The study’s results show that the machine learning based model was much closer to the measured reality of the component than the industry standard approach (API 581) and quantified the uncertainty associated with the variability of degradation rates. This quantification of uncertainty is key to better understanding actual risk, which will improve the ability of facilities to predict potential failures, and more importantly, when to take action to effectively mitigate the risk.
Although Figure 7 illustrates only a single example, this analysis was conducted on a population containing over 10 000 assets. Table 1 contains the results comparing the mean absolute error of the industry standard approach and ML model as compared to actual degradation for this larger population.
Table 1: Mean absolute error for both the industry standard approach and ML model compared to actual degradation.
Not only was the ML model able to predict degradation with approximately 38% less error, but the model can be run in near-real time on the entire population of assets. This enables timely evaluations of changes in degradation as a result of continually changing process conditions such as during an integrity operating window (IOW) excursion or if an owner/operator needed to quickly simulate the potential impacts of a change in feedstock.
While current industry practice and subject matter expertise is not always as overconservative as depicted in Figure 7, this study shows that there is an opportunity for the industry to leverage data analytics to identify potential threats sooner, reduce uncertainty to improve predictability, and focus limited resources to drive the largest performance impact.

• Information supplied
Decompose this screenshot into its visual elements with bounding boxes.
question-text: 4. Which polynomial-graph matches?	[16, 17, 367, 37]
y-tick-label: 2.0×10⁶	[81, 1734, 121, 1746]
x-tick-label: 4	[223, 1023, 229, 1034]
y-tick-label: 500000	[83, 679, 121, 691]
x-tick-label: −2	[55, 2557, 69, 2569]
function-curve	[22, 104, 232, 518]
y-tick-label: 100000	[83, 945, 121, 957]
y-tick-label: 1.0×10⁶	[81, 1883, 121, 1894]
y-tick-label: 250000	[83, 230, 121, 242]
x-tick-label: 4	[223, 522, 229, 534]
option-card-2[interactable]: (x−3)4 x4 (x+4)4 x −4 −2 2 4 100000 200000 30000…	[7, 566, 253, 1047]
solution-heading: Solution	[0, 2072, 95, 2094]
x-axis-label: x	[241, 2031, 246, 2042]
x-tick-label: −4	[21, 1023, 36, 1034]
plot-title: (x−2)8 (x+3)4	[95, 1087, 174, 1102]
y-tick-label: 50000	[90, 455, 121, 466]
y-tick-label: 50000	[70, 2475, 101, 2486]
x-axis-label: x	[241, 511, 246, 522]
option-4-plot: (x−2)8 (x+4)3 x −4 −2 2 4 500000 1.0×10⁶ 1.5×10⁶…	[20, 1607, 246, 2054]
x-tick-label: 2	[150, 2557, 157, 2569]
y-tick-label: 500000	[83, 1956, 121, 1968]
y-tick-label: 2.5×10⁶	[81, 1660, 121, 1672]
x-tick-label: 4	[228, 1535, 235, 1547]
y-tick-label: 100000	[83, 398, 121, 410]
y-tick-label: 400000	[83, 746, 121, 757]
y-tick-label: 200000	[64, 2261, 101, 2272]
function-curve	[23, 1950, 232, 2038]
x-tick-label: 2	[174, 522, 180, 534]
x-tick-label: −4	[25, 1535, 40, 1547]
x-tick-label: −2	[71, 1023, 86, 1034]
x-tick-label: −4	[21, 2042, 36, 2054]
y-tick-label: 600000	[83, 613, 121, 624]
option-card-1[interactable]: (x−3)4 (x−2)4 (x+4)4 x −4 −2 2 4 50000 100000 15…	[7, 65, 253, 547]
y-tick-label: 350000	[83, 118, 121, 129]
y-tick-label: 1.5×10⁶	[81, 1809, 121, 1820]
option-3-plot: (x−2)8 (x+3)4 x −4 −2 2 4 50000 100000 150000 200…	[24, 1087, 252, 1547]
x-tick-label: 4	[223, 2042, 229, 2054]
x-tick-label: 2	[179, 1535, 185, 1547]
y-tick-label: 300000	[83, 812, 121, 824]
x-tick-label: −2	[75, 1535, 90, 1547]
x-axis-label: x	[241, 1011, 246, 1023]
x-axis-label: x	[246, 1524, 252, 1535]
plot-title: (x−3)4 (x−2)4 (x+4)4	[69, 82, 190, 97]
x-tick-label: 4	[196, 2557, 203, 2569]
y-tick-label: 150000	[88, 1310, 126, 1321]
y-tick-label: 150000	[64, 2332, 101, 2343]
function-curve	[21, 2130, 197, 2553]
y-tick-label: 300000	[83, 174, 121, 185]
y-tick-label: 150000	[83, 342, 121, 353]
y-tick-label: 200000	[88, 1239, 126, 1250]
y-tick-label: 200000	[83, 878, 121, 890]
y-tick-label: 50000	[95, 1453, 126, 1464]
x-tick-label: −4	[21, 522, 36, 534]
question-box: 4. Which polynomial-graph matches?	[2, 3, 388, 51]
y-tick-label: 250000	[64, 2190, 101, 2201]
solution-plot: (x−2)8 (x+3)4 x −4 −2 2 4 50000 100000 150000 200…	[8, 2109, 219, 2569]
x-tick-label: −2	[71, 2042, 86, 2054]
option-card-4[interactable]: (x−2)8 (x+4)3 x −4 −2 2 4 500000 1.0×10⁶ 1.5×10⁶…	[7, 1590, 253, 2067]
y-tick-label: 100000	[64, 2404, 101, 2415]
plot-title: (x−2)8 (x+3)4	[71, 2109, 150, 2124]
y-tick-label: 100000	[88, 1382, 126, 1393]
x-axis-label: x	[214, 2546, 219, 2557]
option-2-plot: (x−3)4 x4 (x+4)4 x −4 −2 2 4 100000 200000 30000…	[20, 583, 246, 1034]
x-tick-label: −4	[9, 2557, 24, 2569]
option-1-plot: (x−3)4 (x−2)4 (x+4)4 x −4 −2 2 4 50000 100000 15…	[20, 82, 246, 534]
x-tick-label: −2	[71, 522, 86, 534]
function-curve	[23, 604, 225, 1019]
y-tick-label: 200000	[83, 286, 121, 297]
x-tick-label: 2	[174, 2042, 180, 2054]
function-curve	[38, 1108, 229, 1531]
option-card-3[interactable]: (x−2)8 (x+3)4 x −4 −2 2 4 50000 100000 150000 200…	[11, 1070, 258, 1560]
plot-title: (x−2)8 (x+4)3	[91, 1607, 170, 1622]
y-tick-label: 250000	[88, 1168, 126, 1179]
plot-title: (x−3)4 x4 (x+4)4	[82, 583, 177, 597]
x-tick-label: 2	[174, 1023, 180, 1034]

• Set problem
Copy the passage on degradation prediction again, starting at the words "Not only was" and stopping after "change in feedstock.". Swap out "ML model" and put "machine learning model" in its place.

• Worked solution
Not only was the machine learning model able to predict degradation with approximately 38% less error, but the model can be run in near-real time on the entire population of assets. This enables timely evaluations of changes in degradation as a result of continually changing process conditions such as during an integrity operating window (IOW) excursion or if an owner/operator needed to quickly simulate the potential impacts of a change in feedstock.